EXERCISE REQUIREMENTS:
Could you repeat all of the entries below, character for character?

DATASET EXTRACT:
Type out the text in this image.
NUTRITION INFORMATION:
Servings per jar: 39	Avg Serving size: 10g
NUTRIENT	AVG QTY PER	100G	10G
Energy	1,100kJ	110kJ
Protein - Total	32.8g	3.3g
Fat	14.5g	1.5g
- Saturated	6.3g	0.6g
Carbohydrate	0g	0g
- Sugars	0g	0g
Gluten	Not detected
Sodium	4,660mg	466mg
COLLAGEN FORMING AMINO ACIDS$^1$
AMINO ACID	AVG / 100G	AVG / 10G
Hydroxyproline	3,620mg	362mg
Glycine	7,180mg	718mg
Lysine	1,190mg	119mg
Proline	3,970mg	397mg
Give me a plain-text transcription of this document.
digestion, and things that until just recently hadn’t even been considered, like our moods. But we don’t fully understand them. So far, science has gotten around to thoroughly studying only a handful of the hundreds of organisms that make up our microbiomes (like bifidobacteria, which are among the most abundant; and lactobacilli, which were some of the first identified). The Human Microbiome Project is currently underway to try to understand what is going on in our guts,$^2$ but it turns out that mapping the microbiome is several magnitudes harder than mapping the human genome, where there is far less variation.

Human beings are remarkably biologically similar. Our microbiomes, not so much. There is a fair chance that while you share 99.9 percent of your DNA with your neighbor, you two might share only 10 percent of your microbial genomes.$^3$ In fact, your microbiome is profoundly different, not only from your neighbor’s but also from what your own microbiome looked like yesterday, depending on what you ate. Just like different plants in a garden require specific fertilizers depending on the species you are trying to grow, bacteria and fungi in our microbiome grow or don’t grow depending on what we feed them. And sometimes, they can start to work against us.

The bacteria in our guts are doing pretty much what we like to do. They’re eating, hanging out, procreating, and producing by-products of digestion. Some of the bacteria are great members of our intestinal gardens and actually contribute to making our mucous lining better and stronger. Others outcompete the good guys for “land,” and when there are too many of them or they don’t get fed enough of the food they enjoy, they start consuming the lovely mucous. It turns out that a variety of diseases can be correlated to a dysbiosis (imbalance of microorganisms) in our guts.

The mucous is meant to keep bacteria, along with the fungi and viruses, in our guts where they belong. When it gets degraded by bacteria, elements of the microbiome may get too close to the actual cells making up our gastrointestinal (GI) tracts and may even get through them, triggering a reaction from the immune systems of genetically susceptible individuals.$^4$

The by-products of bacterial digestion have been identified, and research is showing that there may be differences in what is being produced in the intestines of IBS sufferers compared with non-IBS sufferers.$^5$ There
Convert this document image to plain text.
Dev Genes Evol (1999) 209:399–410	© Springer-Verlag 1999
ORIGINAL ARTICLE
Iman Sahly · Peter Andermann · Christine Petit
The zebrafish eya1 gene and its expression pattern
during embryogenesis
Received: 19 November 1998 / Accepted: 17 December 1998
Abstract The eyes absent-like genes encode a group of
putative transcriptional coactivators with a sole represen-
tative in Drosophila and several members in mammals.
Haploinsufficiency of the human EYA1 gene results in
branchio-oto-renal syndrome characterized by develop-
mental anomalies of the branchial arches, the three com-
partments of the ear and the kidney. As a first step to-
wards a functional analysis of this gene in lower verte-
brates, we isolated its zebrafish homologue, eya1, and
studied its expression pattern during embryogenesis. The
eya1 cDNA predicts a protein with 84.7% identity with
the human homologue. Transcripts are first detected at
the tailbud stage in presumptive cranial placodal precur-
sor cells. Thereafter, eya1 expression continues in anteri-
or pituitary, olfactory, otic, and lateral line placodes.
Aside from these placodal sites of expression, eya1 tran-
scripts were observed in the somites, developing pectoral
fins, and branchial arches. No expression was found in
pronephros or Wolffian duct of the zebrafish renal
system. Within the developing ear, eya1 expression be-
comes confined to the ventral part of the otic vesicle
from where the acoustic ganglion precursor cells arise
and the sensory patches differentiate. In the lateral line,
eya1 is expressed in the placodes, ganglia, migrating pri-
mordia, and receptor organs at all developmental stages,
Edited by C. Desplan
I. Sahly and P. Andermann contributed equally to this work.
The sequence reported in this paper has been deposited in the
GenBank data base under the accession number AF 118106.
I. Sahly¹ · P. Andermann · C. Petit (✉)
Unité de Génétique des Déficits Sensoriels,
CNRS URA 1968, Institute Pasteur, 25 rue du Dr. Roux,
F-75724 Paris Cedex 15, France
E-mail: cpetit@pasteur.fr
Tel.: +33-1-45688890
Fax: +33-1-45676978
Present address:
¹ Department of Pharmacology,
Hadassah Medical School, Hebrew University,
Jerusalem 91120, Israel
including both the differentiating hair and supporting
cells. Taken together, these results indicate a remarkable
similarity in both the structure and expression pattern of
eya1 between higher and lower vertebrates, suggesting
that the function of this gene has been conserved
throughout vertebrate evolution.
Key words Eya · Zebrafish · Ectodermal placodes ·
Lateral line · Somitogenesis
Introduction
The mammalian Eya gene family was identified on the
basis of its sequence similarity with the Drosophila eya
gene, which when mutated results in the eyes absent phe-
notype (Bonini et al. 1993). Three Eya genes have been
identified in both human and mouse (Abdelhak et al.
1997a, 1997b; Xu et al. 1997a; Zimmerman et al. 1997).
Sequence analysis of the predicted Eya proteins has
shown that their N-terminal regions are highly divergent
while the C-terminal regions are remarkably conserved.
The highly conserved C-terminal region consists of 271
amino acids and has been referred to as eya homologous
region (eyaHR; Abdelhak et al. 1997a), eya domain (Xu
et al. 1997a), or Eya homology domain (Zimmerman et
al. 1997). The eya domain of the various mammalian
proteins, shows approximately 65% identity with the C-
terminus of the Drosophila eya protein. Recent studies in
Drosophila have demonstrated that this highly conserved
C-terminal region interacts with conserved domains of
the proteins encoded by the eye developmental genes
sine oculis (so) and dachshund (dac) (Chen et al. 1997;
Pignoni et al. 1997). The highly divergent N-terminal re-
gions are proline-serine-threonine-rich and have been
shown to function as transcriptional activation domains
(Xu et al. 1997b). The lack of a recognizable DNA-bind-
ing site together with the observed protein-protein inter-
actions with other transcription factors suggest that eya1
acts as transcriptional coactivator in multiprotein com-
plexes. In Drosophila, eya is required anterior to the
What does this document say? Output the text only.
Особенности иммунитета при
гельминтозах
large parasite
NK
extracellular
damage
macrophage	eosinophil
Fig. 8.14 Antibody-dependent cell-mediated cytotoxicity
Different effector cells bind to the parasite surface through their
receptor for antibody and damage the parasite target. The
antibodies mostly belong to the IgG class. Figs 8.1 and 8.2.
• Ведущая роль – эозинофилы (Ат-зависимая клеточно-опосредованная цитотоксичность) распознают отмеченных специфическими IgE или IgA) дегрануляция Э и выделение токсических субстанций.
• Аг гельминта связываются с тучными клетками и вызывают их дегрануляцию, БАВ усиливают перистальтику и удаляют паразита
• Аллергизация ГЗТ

RESPONSE BOX:
Type out the text in this image.
NUTRITION INFORMATION:
Servings per jar: 39	Avg Serving size: 10g
NUTRIENT	AVG QTY PER	100G	10G
Energy	1,100kJ	110kJ
Protein - Total	32.8g	3.3g
Fat	14.5g	1.5g
- Saturated	6.3g	0.6g
Carbohydrate	0g	0g
- Sugars	0g	0g
Gluten	Not detected
Sodium	4,660mg	466mg
COLLAGEN FORMING AMINO ACIDS$^1$
AMINO ACID	AVG / 100G	AVG / 10G
Hydroxyproline	3,620mg	362mg
Glycine	7,180mg	718mg
Lysine	1,190mg	119mg
Proline	3,970mg	397mg
Give me a plain-text transcription of this document.
digestion, and things that until just recently hadn’t even been considered, like our moods. But we don’t fully understand them. So far, science has gotten around to thoroughly studying only a handful of the hundreds of organisms that make up our microbiomes (like bifidobacteria, which are among the most abundant; and lactobacilli, which were some of the first identified). The Human Microbiome Project is currently underway to try to understand what is going on in our guts,$^2$ but it turns out that mapping the microbiome is several magnitudes harder than mapping the human genome, where there is far less variation.

Human beings are remarkably biologically similar. Our microbiomes, not so much. There is a fair chance that while you share 99.9 percent of your DNA with your neighbor, you two might share only 10 percent of your microbial genomes.$^3$ In fact, your microbiome is profoundly different, not only from your neighbor’s but also from what your own microbiome looked like yesterday, depending on what you ate. Just like different plants in a garden require specific fertilizers depending on the species you are trying to grow, bacteria and fungi in our microbiome grow or don’t grow depending on what we feed them. And sometimes, they can start to work against us.

The bacteria in our guts are doing pretty much what we like to do. They’re eating, hanging out, procreating, and producing by-products of digestion. Some of the bacteria are great members of our intestinal gardens and actually contribute to making our mucous lining better and stronger. Others outcompete the good guys for “land,” and when there are too many of them or they don’t get fed enough of the food they enjoy, they start consuming the lovely mucous. It turns out that a variety of diseases can be correlated to a dysbiosis (imbalance of microorganisms) in our guts.

The mucous is meant to keep bacteria, along with the fungi and viruses, in our guts where they belong. When it gets degraded by bacteria, elements of the microbiome may get too close to the actual cells making up our gastrointestinal (GI) tracts and may even get through them, triggering a reaction from the immune systems of genetically susceptible individuals.$^4$

The by-products of bacterial digestion have been identified, and research is showing that there may be differences in what is being produced in the intestines of IBS sufferers compared with non-IBS sufferers.$^5$ There
Convert this document image to plain text.
Dev Genes Evol (1999) 209:399–410	© Springer-Verlag 1999
ORIGINAL ARTICLE
Iman Sahly · Peter Andermann · Christine Petit
The zebrafish eya1 gene and its expression pattern
during embryogenesis
Received: 19 November 1998 / Accepted: 17 December 1998
Abstract The eyes absent-like genes encode a group of
putative transcriptional coactivators with a sole represen-
tative in Drosophila and several members in mammals.
Haploinsufficiency of the human EYA1 gene results in
branchio-oto-renal syndrome characterized by develop-
mental anomalies of the branchial arches, the three com-
partments of the ear and the kidney. As a first step to-
wards a functional analysis of this gene in lower verte-
brates, we isolated its zebrafish homologue, eya1, and
studied its expression pattern during embryogenesis. The
eya1 cDNA predicts a protein with 84.7% identity with
the human homologue. Transcripts are first detected at
the tailbud stage in presumptive cranial placodal precur-
sor cells. Thereafter, eya1 expression continues in anteri-
or pituitary, olfactory, otic, and lateral line placodes.
Aside from these placodal sites of expression, eya1 tran-
scripts were observed in the somites, developing pectoral
fins, and branchial arches. No expression was found in
pronephros or Wolffian duct of the zebrafish renal
system. Within the developing ear, eya1 expression be-
comes confined to the ventral part of the otic vesicle
from where the acoustic ganglion precursor cells arise
and the sensory patches differentiate. In the lateral line,
eya1 is expressed in the placodes, ganglia, migrating pri-
mordia, and receptor organs at all developmental stages,
Edited by C. Desplan
I. Sahly and P. Andermann contributed equally to this work.
The sequence reported in this paper has been deposited in the
GenBank data base under the accession number AF 118106.
I. Sahly¹ · P. Andermann · C. Petit (✉)
Unité de Génétique des Déficits Sensoriels,
CNRS URA 1968, Institute Pasteur, 25 rue du Dr. Roux,
F-75724 Paris Cedex 15, France
E-mail: cpetit@pasteur.fr
Tel.: +33-1-45688890
Fax: +33-1-45676978
Present address:
¹ Department of Pharmacology,
Hadassah Medical School, Hebrew University,
Jerusalem 91120, Israel
including both the differentiating hair and supporting
cells. Taken together, these results indicate a remarkable
similarity in both the structure and expression pattern of
eya1 between higher and lower vertebrates, suggesting
that the function of this gene has been conserved
throughout vertebrate evolution.
Key words Eya · Zebrafish · Ectodermal placodes ·
Lateral line · Somitogenesis
Introduction
The mammalian Eya gene family was identified on the
basis of its sequence similarity with the Drosophila eya
gene, which when mutated results in the eyes absent phe-
notype (Bonini et al. 1993). Three Eya genes have been
identified in both human and mouse (Abdelhak et al.
1997a, 1997b; Xu et al. 1997a; Zimmerman et al. 1997).
Sequence analysis of the predicted Eya proteins has
shown that their N-terminal regions are highly divergent
while the C-terminal regions are remarkably conserved.
The highly conserved C-terminal region consists of 271
amino acids and has been referred to as eya homologous
region (eyaHR; Abdelhak et al. 1997a), eya domain (Xu
et al. 1997a), or Eya homology domain (Zimmerman et
al. 1997). The eya domain of the various mammalian
proteins, shows approximately 65% identity with the C-
terminus of the Drosophila eya protein. Recent studies in
Drosophila have demonstrated that this highly conserved
C-terminal region interacts with conserved domains of
the proteins encoded by the eye developmental genes
sine oculis (so) and dachshund (dac) (Chen et al. 1997;
Pignoni et al. 1997). The highly divergent N-terminal re-
gions are proline-serine-threonine-rich and have been
shown to function as transcriptional activation domains
(Xu et al. 1997b). The lack of a recognizable DNA-bind-
ing site together with the observed protein-protein inter-
actions with other transcription factors suggest that eya1
acts as transcriptional coactivator in multiprotein com-
plexes. In Drosophila, eya is required anterior to the
What does this document say? Output the text only.
Особенности иммунитета при
гельминтозах
large parasite
NK
extracellular
damage
macrophage	eosinophil
Fig. 8.14 Antibody-dependent cell-mediated cytotoxicity
Different effector cells bind to the parasite surface through their
receptor for antibody and damage the parasite target. The
antibodies mostly belong to the IgG class. Figs 8.1 and 8.2.
• Ведущая роль – эозинофилы (Ат-зависимая клеточно-опосредованная цитотоксичность) распознают отмеченных специфическими IgE или IgA) дегрануляция Э и выделение токсических субстанций.
• Аг гельминта связываются с тучными клетками и вызывают их дегрануляцию, БАВ усиливают перистальтику и удаляют паразита
• Аллергизация ГЗТ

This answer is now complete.